> **Work instructions**: All the records that follow need to be reproduced exactly. Omit the images.
-- begin Records supplied --
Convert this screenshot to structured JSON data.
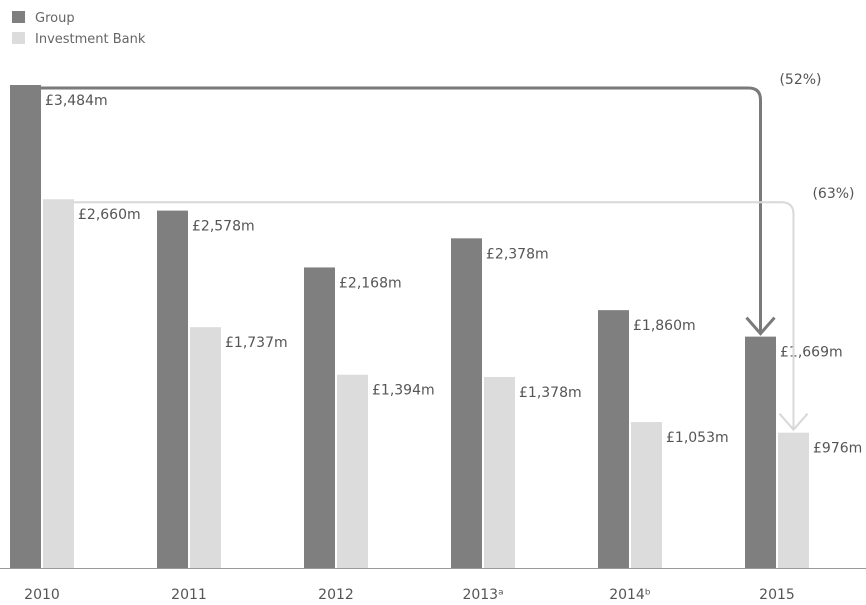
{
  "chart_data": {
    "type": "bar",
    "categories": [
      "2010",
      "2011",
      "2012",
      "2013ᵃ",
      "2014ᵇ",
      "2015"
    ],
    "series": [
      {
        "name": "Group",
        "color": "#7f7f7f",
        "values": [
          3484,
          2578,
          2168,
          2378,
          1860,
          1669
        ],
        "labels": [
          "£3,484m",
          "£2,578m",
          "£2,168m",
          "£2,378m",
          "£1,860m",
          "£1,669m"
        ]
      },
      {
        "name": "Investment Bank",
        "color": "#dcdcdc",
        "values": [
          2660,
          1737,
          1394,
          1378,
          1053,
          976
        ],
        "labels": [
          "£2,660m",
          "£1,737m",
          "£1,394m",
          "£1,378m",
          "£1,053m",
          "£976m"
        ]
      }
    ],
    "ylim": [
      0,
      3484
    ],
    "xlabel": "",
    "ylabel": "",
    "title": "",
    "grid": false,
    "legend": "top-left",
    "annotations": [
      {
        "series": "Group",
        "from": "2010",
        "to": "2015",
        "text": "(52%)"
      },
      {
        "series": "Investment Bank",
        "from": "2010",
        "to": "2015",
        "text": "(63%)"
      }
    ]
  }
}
-- end Records supplied --
> **Solution for this task**:
Convert this screenshot to structured JSON data.
{
  "chart_data": {
    "type": "bar",
    "categories": [
      "2010",
      "2011",
      "2012",
      "2013ᵃ",
      "2014ᵇ",
      "2015"
    ],
    "series": [
      {
        "name": "Group",
        "color": "#7f7f7f",
        "values": [
          3484,
          2578,
          2168,
          2378,
          1860,
          1669
        ],
        "labels": [
          "£3,484m",
          "£2,578m",
          "£2,168m",
          "£2,378m",
          "£1,860m",
          "£1,669m"
        ]
      },
      {
        "name": "Investment Bank",
        "color": "#dcdcdc",
        "values": [
          2660,
          1737,
          1394,
          1378,
          1053,
          976
        ],
        "labels": [
          "£2,660m",
          "£1,737m",
          "£1,394m",
          "£1,378m",
          "£1,053m",
          "£976m"
        ]
      }
    ],
    "ylim": [
      0,
      3484
    ],
    "xlabel": "",
    "ylabel": "",
    "title": "",
    "grid": false,
    "legend": "top-left",
    "annotations": [
      {
        "series": "Group",
        "from": "2010",
        "to": "2015",
        "text": "(52%)"
      },
      {
        "series": "Investment Bank",
        "from": "2010",
        "to": "2015",
        "text": "(63%)"
      }
    ]
  }
}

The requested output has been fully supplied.